Extracted records
****************************************

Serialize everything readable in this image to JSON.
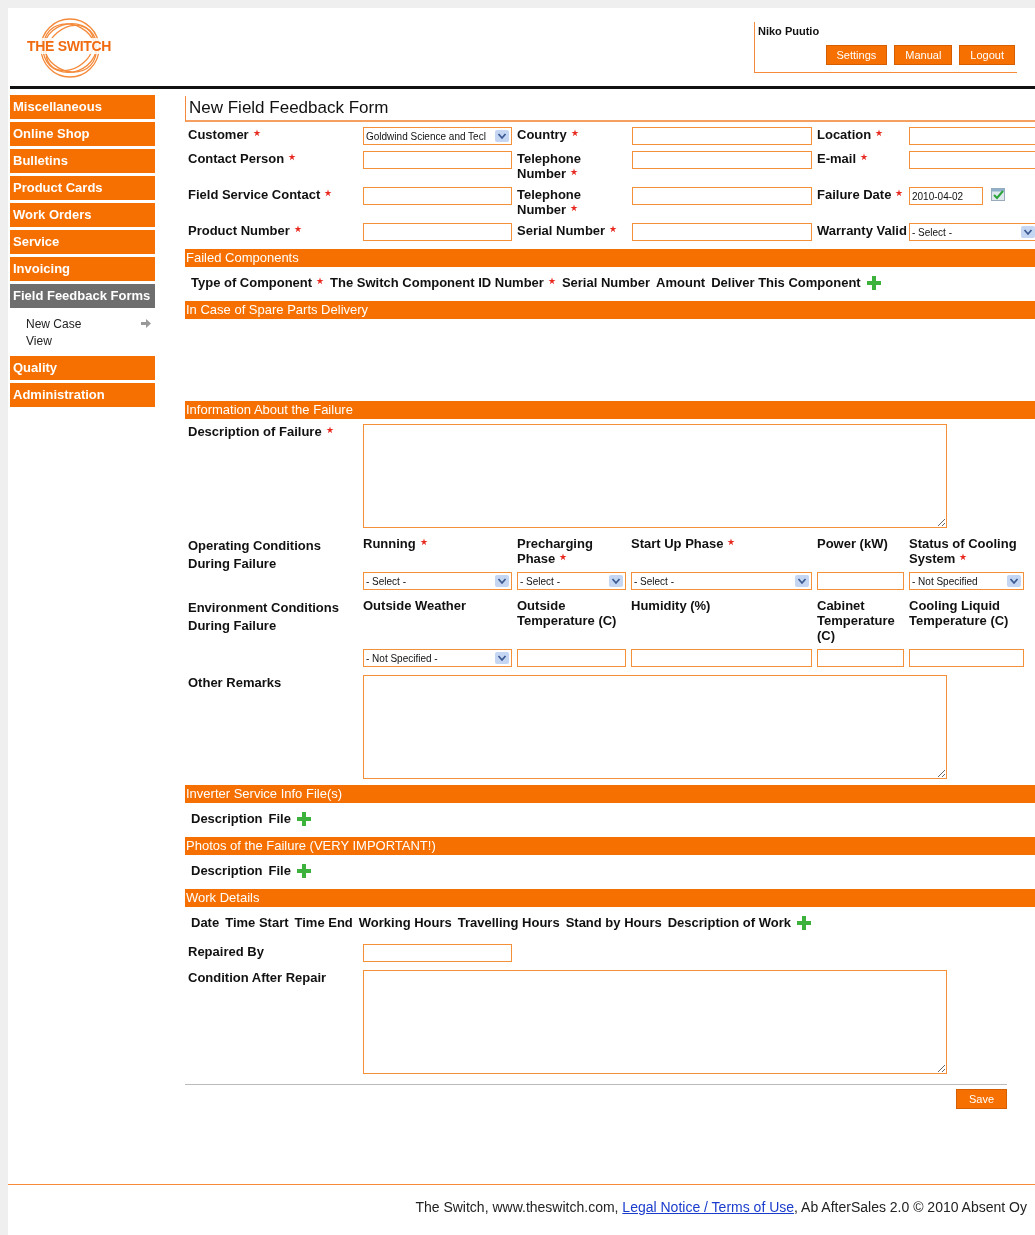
{
  "header": {
    "logo_text": "THE SWITCH",
    "user": "Niko Puutio",
    "buttons": [
      "Settings",
      "Manual",
      "Logout"
    ]
  },
  "sidebar": {
    "items": [
      {
        "label": "Miscellaneous",
        "selected": false
      },
      {
        "label": "Online Shop",
        "selected": false
      },
      {
        "label": "Bulletins",
        "selected": false
      },
      {
        "label": "Product Cards",
        "selected": false
      },
      {
        "label": "Work Orders",
        "selected": false
      },
      {
        "label": "Service",
        "selected": false
      },
      {
        "label": "Invoicing",
        "selected": false
      },
      {
        "label": "Field Feedback Forms",
        "selected": true,
        "children": [
          {
            "label": "New Case",
            "current": true
          },
          {
            "label": "View",
            "current": false
          }
        ]
      },
      {
        "label": "Quality",
        "selected": false
      },
      {
        "label": "Administration",
        "selected": false
      }
    ]
  },
  "form": {
    "title": "New Field Feedback Form",
    "rows": [
      [
        {
          "label": "Customer",
          "required": true,
          "kind": "select",
          "value": "Goldwind Science and Tecl"
        },
        {
          "label": "Country",
          "required": true,
          "kind": "text"
        },
        {
          "label": "Location",
          "required": true,
          "kind": "text"
        }
      ],
      [
        {
          "label": "Contact Person",
          "required": true,
          "kind": "text"
        },
        {
          "label": "Telephone Number",
          "required": true,
          "kind": "text"
        },
        {
          "label": "E-mail",
          "required": true,
          "kind": "text"
        }
      ],
      [
        {
          "label": "Field Service Contact",
          "required": true,
          "kind": "text"
        },
        {
          "label": "Telephone Number",
          "required": true,
          "kind": "text"
        },
        {
          "label": "Failure Date",
          "required": true,
          "kind": "date",
          "value": "2010-04-02"
        }
      ],
      [
        {
          "label": "Product Number",
          "required": true,
          "kind": "text"
        },
        {
          "label": "Serial Number",
          "required": true,
          "kind": "text"
        },
        {
          "label": "Warranty Valid",
          "required": false,
          "kind": "select",
          "value": "- Select -"
        }
      ]
    ]
  },
  "sections": [
    {
      "title": "Failed Components",
      "columns": [
        {
          "label": "Type of Component",
          "required": true
        },
        {
          "label": "The Switch Component ID Number",
          "required": true
        },
        {
          "label": "Serial Number",
          "required": false
        },
        {
          "label": "Amount",
          "required": false
        },
        {
          "label": "Deliver This Component",
          "required": false
        }
      ],
      "add": true
    },
    {
      "title": "In Case of Spare Parts Delivery"
    },
    {
      "title": "Information About the Failure",
      "rows": [
        {
          "kind": "textarea",
          "label": "Description of Failure",
          "required": true
        },
        {
          "kind": "conditions",
          "label": "Operating Conditions During Failure",
          "fields": [
            {
              "label": "Running",
              "required": true,
              "kind": "select",
              "value": "- Select -"
            },
            {
              "label": "Precharging Phase",
              "required": true,
              "kind": "select",
              "value": "- Select -"
            },
            {
              "label": "Start Up Phase",
              "required": true,
              "kind": "select",
              "value": "- Select -"
            },
            {
              "label": "Power (kW)",
              "required": false,
              "kind": "text"
            },
            {
              "label": "Status of Cooling System",
              "required": true,
              "kind": "select",
              "value": "- Not Specified"
            }
          ]
        },
        {
          "kind": "conditions",
          "label": "Environment Conditions During Failure",
          "fields": [
            {
              "label": "Outside Weather",
              "required": false,
              "kind": "select",
              "value": "- Not Specified -"
            },
            {
              "label": "Outside Temperature (C)",
              "required": false,
              "kind": "text"
            },
            {
              "label": "Humidity (%)",
              "required": false,
              "kind": "text"
            },
            {
              "label": "Cabinet Temperature (C)",
              "required": false,
              "kind": "text"
            },
            {
              "label": "Cooling Liquid Temperature (C)",
              "required": false,
              "kind": "text"
            }
          ]
        },
        {
          "kind": "textarea",
          "label": "Other Remarks",
          "required": false
        }
      ]
    },
    {
      "title": "Inverter Service Info File(s)",
      "columns": [
        {
          "label": "Description",
          "required": false
        },
        {
          "label": "File",
          "required": false
        }
      ],
      "add": true
    },
    {
      "title": "Photos of the Failure (VERY IMPORTANT!)",
      "columns": [
        {
          "label": "Description",
          "required": false
        },
        {
          "label": "File",
          "required": false
        }
      ],
      "add": true
    },
    {
      "title": "Work Details",
      "columns": [
        {
          "label": "Date",
          "required": false
        },
        {
          "label": "Time Start",
          "required": false
        },
        {
          "label": "Time End",
          "required": false
        },
        {
          "label": "Working Hours",
          "required": false
        },
        {
          "label": "Travelling Hours",
          "required": false
        },
        {
          "label": "Stand by Hours",
          "required": false
        },
        {
          "label": "Description of Work",
          "required": false
        }
      ],
      "add": true,
      "rows": [
        {
          "kind": "text",
          "label": "Repaired By",
          "required": false
        },
        {
          "kind": "textarea",
          "label": "Condition After Repair",
          "required": false
        }
      ]
    }
  ],
  "save_button": "Save",
  "footer": {
    "text_before": "The Switch, www.theswitch.com, ",
    "link": "Legal Notice / Terms of Use",
    "text_after": ", Ab AfterSales 2.0 © 2010 Absent Oy"
  }
}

****************************************

SHORT EXERCISE: Set down all the data again exactly as above, pictures excluded.

SOLUTION TO THE PROBLEM:
Serialize everything readable in this image to JSON.
{
  "header": {
    "logo_text": "THE SWITCH",
    "user": "Niko Puutio",
    "buttons": [
      "Settings",
      "Manual",
      "Logout"
    ]
  },
  "sidebar": {
    "items": [
      {
        "label": "Miscellaneous",
        "selected": false
      },
      {
        "label": "Online Shop",
        "selected": false
      },
      {
        "label": "Bulletins",
        "selected": false
      },
      {
        "label": "Product Cards",
        "selected": false
      },
      {
        "label": "Work Orders",
        "selected": false
      },
      {
        "label": "Service",
        "selected": false
      },
      {
        "label": "Invoicing",
        "selected": false
      },
      {
        "label": "Field Feedback Forms",
        "selected": true,
        "children": [
          {
            "label": "New Case",
            "current": true
          },
          {
            "label": "View",
            "current": false
          }
        ]
      },
      {
        "label": "Quality",
        "selected": false
      },
      {
        "label": "Administration",
        "selected": false
      }
    ]
  },
  "form": {
    "title": "New Field Feedback Form",
    "rows": [
      [
        {
          "label": "Customer",
          "required": true,
          "kind": "select",
          "value": "Goldwind Science and Tecl"
        },
        {
          "label": "Country",
          "required": true,
          "kind": "text"
        },
        {
          "label": "Location",
          "required": true,
          "kind": "text"
        }
      ],
      [
        {
          "label": "Contact Person",
          "required": true,
          "kind": "text"
        },
        {
          "label": "Telephone Number",
          "required": true,
          "kind": "text"
        },
        {
          "label": "E-mail",
          "required": true,
          "kind": "text"
        }
      ],
      [
        {
          "label": "Field Service Contact",
          "required": true,
          "kind": "text"
        },
        {
          "label": "Telephone Number",
          "required": true,
          "kind": "text"
        },
        {
          "label": "Failure Date",
          "required": true,
          "kind": "date",
          "value": "2010-04-02"
        }
      ],
      [
        {
          "label": "Product Number",
          "required": true,
          "kind": "text"
        },
        {
          "label": "Serial Number",
          "required": true,
          "kind": "text"
        },
        {
          "label": "Warranty Valid",
          "required": false,
          "kind": "select",
          "value": "- Select -"
        }
      ]
    ]
  },
  "sections": [
    {
      "title": "Failed Components",
      "columns": [
        {
          "label": "Type of Component",
          "required": true
        },
        {
          "label": "The Switch Component ID Number",
          "required": true
        },
        {
          "label": "Serial Number",
          "required": false
        },
        {
          "label": "Amount",
          "required": false
        },
        {
          "label": "Deliver This Component",
          "required": false
        }
      ],
      "add": true
    },
    {
      "title": "In Case of Spare Parts Delivery"
    },
    {
      "title": "Information About the Failure",
      "rows": [
        {
          "kind": "textarea",
          "label": "Description of Failure",
          "required": true
        },
        {
          "kind": "conditions",
          "label": "Operating Conditions During Failure",
          "fields": [
            {
              "label": "Running",
              "required": true,
              "kind": "select",
              "value": "- Select -"
            },
            {
              "label": "Precharging Phase",
              "required": true,
              "kind": "select",
              "value": "- Select -"
            },
            {
              "label": "Start Up Phase",
              "required": true,
              "kind": "select",
              "value": "- Select -"
            },
            {
              "label": "Power (kW)",
              "required": false,
              "kind": "text"
            },
            {
              "label": "Status of Cooling System",
              "required": true,
              "kind": "select",
              "value": "- Not Specified"
            }
          ]
        },
        {
          "kind": "conditions",
          "label": "Environment Conditions During Failure",
          "fields": [
            {
              "label": "Outside Weather",
              "required": false,
              "kind": "select",
              "value": "- Not Specified -"
            },
            {
              "label": "Outside Temperature (C)",
              "required": false,
              "kind": "text"
            },
            {
              "label": "Humidity (%)",
              "required": false,
              "kind": "text"
            },
            {
              "label": "Cabinet Temperature (C)",
              "required": false,
              "kind": "text"
            },
            {
              "label": "Cooling Liquid Temperature (C)",
              "required": false,
              "kind": "text"
            }
          ]
        },
        {
          "kind": "textarea",
          "label": "Other Remarks",
          "required": false
        }
      ]
    },
    {
      "title": "Inverter Service Info File(s)",
      "columns": [
        {
          "label": "Description",
          "required": false
        },
        {
          "label": "File",
          "required": false
        }
      ],
      "add": true
    },
    {
      "title": "Photos of the Failure (VERY IMPORTANT!)",
      "columns": [
        {
          "label": "Description",
          "required": false
        },
        {
          "label": "File",
          "required": false
        }
      ],
      "add": true
    },
    {
      "title": "Work Details",
      "columns": [
        {
          "label": "Date",
          "required": false
        },
        {
          "label": "Time Start",
          "required": false
        },
        {
          "label": "Time End",
          "required": false
        },
        {
          "label": "Working Hours",
          "required": false
        },
        {
          "label": "Travelling Hours",
          "required": false
        },
        {
          "label": "Stand by Hours",
          "required": false
        },
        {
          "label": "Description of Work",
          "required": false
        }
      ],
      "add": true,
      "rows": [
        {
          "kind": "text",
          "label": "Repaired By",
          "required": false
        },
        {
          "kind": "textarea",
          "label": "Condition After Repair",
          "required": false
        }
      ]
    }
  ],
  "save_button": "Save",
  "footer": {
    "text_before": "The Switch, www.theswitch.com, ",
    "link": "Legal Notice / Terms of Use",
    "text_after": ", Ab AfterSales 2.0 © 2010 Absent Oy"
  }
}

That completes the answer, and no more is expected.